Isolate every line in the data with the string "this" and copy it.

● ● ● ●

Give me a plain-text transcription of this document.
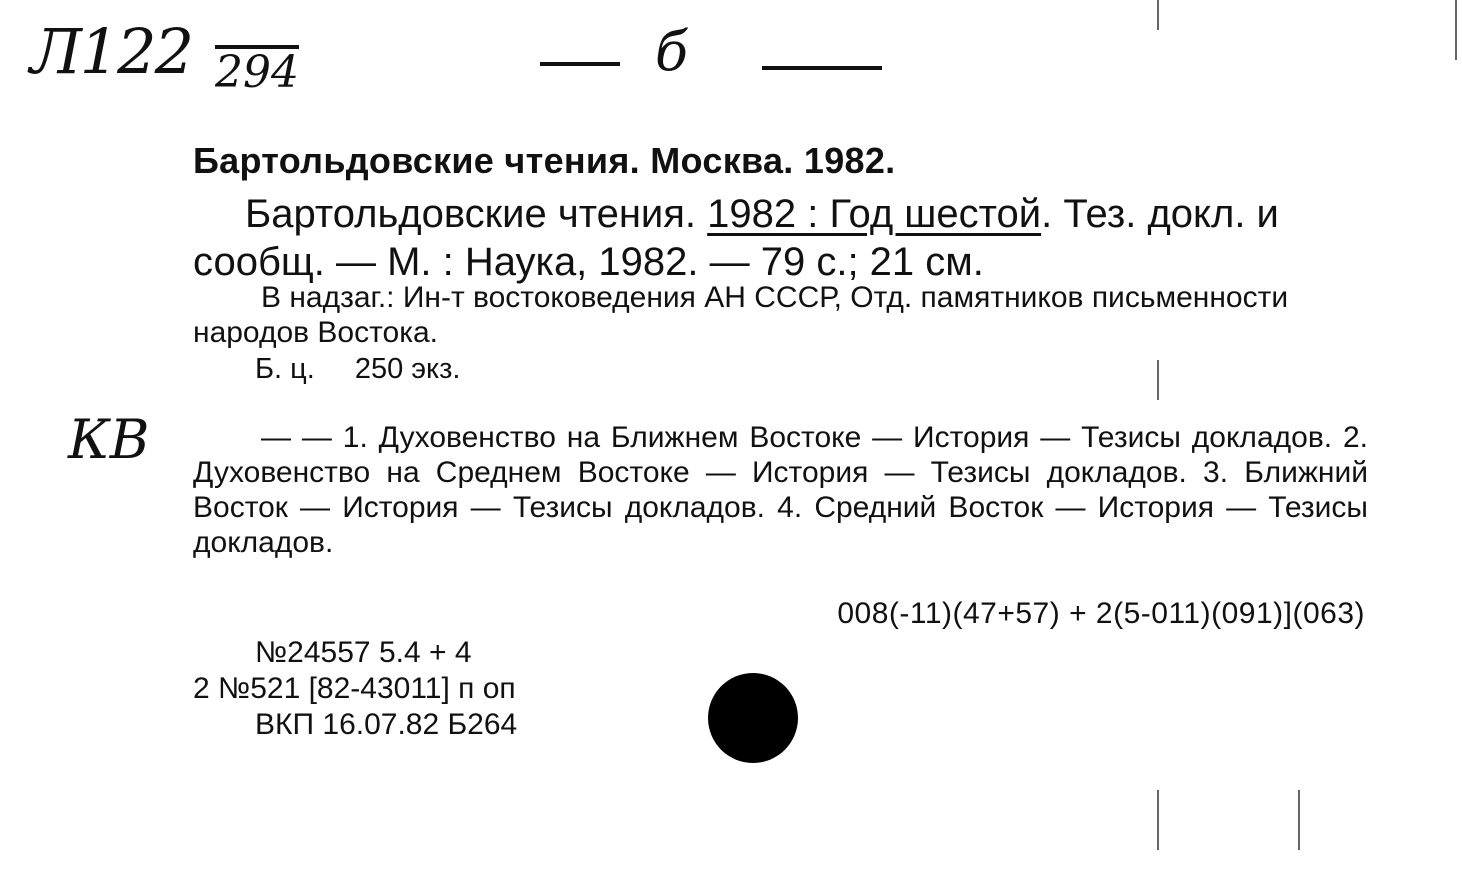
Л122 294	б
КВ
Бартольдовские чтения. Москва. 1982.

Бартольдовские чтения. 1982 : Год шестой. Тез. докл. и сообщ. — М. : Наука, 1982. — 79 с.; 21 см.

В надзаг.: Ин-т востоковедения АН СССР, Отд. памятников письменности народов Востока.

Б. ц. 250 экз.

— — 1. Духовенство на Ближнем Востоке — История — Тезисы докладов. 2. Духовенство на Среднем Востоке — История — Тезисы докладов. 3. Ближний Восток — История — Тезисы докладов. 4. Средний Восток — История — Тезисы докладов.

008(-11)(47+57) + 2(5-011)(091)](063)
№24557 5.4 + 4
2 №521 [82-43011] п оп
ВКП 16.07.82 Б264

● ● ● ●

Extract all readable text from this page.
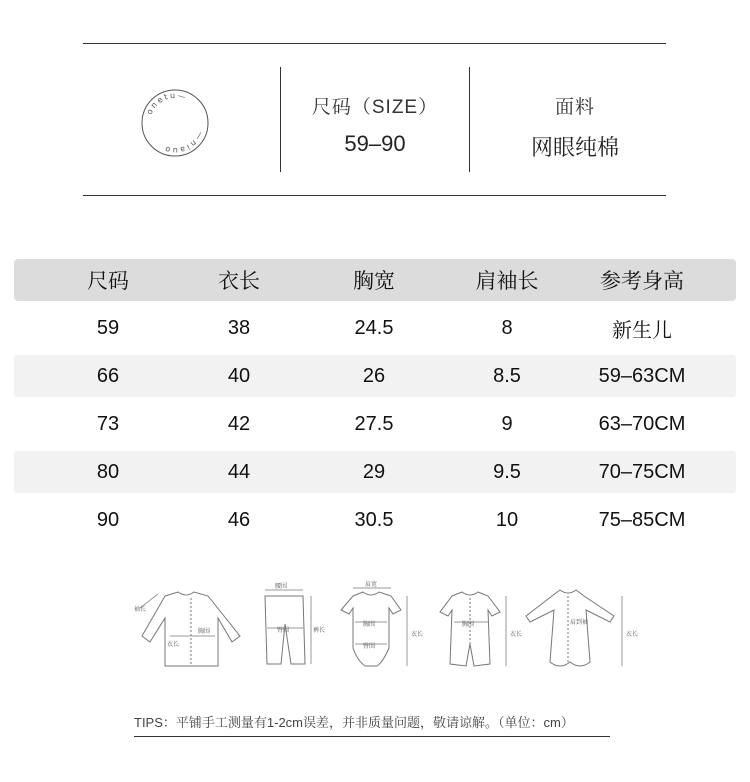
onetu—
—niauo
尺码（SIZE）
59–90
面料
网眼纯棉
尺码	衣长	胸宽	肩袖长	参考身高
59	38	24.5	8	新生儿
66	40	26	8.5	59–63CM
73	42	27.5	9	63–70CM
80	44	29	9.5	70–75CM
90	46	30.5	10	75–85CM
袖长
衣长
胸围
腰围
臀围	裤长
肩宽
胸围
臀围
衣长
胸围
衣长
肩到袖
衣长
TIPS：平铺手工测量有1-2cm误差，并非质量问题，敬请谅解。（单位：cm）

● ● ● ●

In response.
Give me a plain-text transcription of this document.
Extract all readable text from this page.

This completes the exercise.